**Set task**
Quote the whole listing verbatim.

**Entries provided**
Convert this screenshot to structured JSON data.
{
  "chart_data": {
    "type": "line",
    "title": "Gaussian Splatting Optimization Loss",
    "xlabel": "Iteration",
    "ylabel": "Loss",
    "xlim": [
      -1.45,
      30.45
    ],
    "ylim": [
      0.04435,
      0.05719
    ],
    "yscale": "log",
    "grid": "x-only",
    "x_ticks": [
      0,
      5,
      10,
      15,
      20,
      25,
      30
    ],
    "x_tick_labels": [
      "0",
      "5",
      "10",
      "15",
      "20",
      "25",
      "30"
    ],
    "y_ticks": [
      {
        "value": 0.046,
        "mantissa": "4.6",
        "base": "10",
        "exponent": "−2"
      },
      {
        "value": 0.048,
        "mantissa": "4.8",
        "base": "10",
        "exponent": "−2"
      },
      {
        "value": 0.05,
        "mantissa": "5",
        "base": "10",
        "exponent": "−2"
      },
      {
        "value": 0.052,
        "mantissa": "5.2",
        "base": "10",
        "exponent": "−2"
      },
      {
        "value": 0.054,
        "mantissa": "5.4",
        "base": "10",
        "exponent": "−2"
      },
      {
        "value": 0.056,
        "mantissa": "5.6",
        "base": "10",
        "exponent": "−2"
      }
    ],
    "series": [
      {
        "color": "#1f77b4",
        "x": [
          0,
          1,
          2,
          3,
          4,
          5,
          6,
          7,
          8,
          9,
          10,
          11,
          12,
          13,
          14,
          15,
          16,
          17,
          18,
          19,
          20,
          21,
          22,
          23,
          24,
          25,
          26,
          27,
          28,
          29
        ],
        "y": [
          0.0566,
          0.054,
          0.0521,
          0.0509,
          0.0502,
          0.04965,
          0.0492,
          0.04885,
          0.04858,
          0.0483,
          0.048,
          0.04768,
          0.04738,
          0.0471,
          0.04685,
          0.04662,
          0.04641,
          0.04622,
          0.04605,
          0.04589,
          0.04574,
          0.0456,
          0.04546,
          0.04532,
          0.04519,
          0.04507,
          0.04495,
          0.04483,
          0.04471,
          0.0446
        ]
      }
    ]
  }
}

**Result**
Convert this screenshot to structured JSON data.
{
  "chart_data": {
    "type": "line",
    "title": "Gaussian Splatting Optimization Loss",
    "xlabel": "Iteration",
    "ylabel": "Loss",
    "xlim": [
      -1.45,
      30.45
    ],
    "ylim": [
      0.04435,
      0.05719
    ],
    "yscale": "log",
    "grid": "x-only",
    "x_ticks": [
      0,
      5,
      10,
      15,
      20,
      25,
      30
    ],
    "x_tick_labels": [
      "0",
      "5",
      "10",
      "15",
      "20",
      "25",
      "30"
    ],
    "y_ticks": [
      {
        "value": 0.046,
        "mantissa": "4.6",
        "base": "10",
        "exponent": "−2"
      },
      {
        "value": 0.048,
        "mantissa": "4.8",
        "base": "10",
        "exponent": "−2"
      },
      {
        "value": 0.05,
        "mantissa": "5",
        "base": "10",
        "exponent": "−2"
      },
      {
        "value": 0.052,
        "mantissa": "5.2",
        "base": "10",
        "exponent": "−2"
      },
      {
        "value": 0.054,
        "mantissa": "5.4",
        "base": "10",
        "exponent": "−2"
      },
      {
        "value": 0.056,
        "mantissa": "5.6",
        "base": "10",
        "exponent": "−2"
      }
    ],
    "series": [
      {
        "color": "#1f77b4",
        "x": [
          0,
          1,
          2,
          3,
          4,
          5,
          6,
          7,
          8,
          9,
          10,
          11,
          12,
          13,
          14,
          15,
          16,
          17,
          18,
          19,
          20,
          21,
          22,
          23,
          24,
          25,
          26,
          27,
          28,
          29
        ],
        "y": [
          0.0566,
          0.054,
          0.0521,
          0.0509,
          0.0502,
          0.04965,
          0.0492,
          0.04885,
          0.04858,
          0.0483,
          0.048,
          0.04768,
          0.04738,
          0.0471,
          0.04685,
          0.04662,
          0.04641,
          0.04622,
          0.04605,
          0.04589,
          0.04574,
          0.0456,
          0.04546,
          0.04532,
          0.04519,
          0.04507,
          0.04495,
          0.04483,
          0.04471,
          0.0446
        ]
      }
    ]
  }
}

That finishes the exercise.